##### Entries #####

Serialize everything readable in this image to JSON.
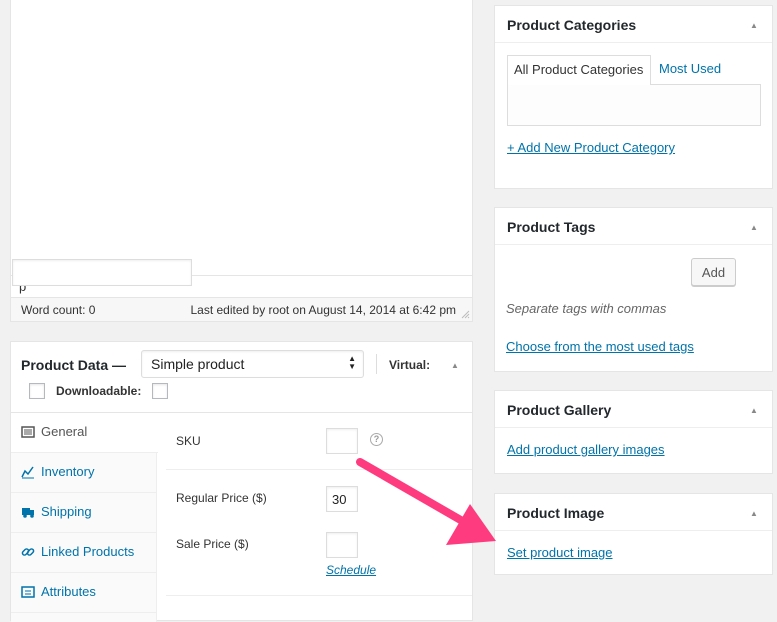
{
  "editor": {
    "path": "p",
    "word_count": "Word count: 0",
    "last_edited": "Last edited by root on August 14, 2014 at 6:42 pm"
  },
  "product_data": {
    "title": "Product Data —",
    "type_select": "Simple product",
    "virtual_label": "Virtual:",
    "downloadable_label": "Downloadable:",
    "tabs": [
      {
        "label": "General",
        "icon": "general-icon"
      },
      {
        "label": "Inventory",
        "icon": "inventory-icon"
      },
      {
        "label": "Shipping",
        "icon": "shipping-icon"
      },
      {
        "label": "Linked Products",
        "icon": "link-icon"
      },
      {
        "label": "Attributes",
        "icon": "attributes-icon"
      }
    ],
    "fields": {
      "sku_label": "SKU",
      "sku_value": "",
      "regular_price_label": "Regular Price ($)",
      "regular_price_value": "30",
      "sale_price_label": "Sale Price ($)",
      "sale_price_value": "",
      "schedule_link": "Schedule"
    }
  },
  "product_categories": {
    "title": "Product Categories",
    "tab_all": "All Product Categories",
    "tab_most_used": "Most Used",
    "add_new": "+ Add New Product Category"
  },
  "product_tags": {
    "title": "Product Tags",
    "input_value": "",
    "add_button": "Add",
    "hint": "Separate tags with commas",
    "choose_link": "Choose from the most used tags"
  },
  "product_gallery": {
    "title": "Product Gallery",
    "add_link": "Add product gallery images"
  },
  "product_image": {
    "title": "Product Image",
    "set_link": "Set product image"
  },
  "colors": {
    "link": "#0073aa",
    "arrow": "#ff3b7f",
    "background": "#f1f1f1"
  }
}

#####

## [Given exercise]
Retype every record above exactly as written, but leave out the pictures.

## [Written answer]
Serialize everything readable in this image to JSON.
{
  "editor": {
    "path": "p",
    "word_count": "Word count: 0",
    "last_edited": "Last edited by root on August 14, 2014 at 6:42 pm"
  },
  "product_data": {
    "title": "Product Data —",
    "type_select": "Simple product",
    "virtual_label": "Virtual:",
    "downloadable_label": "Downloadable:",
    "tabs": [
      {
        "label": "General",
        "icon": "general-icon"
      },
      {
        "label": "Inventory",
        "icon": "inventory-icon"
      },
      {
        "label": "Shipping",
        "icon": "shipping-icon"
      },
      {
        "label": "Linked Products",
        "icon": "link-icon"
      },
      {
        "label": "Attributes",
        "icon": "attributes-icon"
      }
    ],
    "fields": {
      "sku_label": "SKU",
      "sku_value": "",
      "regular_price_label": "Regular Price ($)",
      "regular_price_value": "30",
      "sale_price_label": "Sale Price ($)",
      "sale_price_value": "",
      "schedule_link": "Schedule"
    }
  },
  "product_categories": {
    "title": "Product Categories",
    "tab_all": "All Product Categories",
    "tab_most_used": "Most Used",
    "add_new": "+ Add New Product Category"
  },
  "product_tags": {
    "title": "Product Tags",
    "input_value": "",
    "add_button": "Add",
    "hint": "Separate tags with commas",
    "choose_link": "Choose from the most used tags"
  },
  "product_gallery": {
    "title": "Product Gallery",
    "add_link": "Add product gallery images"
  },
  "product_image": {
    "title": "Product Image",
    "set_link": "Set product image"
  },
  "colors": {
    "link": "#0073aa",
    "arrow": "#ff3b7f",
    "background": "#f1f1f1"
  }
}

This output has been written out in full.